● **Task**:
Extract each line of the records below that contains the word "propagación".

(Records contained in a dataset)
┄┄┄┄┄┄┄┄┄┄┄┄┄┄┄┄┄┄┄┄
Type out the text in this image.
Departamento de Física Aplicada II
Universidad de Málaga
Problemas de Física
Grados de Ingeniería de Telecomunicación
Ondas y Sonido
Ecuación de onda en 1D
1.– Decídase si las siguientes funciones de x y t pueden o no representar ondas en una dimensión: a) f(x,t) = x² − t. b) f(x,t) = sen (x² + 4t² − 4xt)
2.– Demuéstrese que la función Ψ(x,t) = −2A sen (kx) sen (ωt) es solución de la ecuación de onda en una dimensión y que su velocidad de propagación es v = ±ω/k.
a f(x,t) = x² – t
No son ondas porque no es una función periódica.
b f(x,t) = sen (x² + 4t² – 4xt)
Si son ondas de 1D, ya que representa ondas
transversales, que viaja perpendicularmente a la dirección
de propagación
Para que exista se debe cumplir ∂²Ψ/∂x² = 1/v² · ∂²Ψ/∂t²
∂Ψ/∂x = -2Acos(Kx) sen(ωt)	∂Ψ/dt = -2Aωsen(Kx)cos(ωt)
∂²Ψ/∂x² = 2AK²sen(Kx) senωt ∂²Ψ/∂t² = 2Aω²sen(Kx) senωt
┄┄┄┄┄┄┄┄┄┄┄┄┄┄┄┄┄┄┄┄
● **Full answer**:
2.– Demuéstrese que la función Ψ(x,t) = −2A sen (kx) sen (ωt) es solución de la ecuación de onda en una dimensión y que su velocidad de propagación es v = ±ω/k.
de propagación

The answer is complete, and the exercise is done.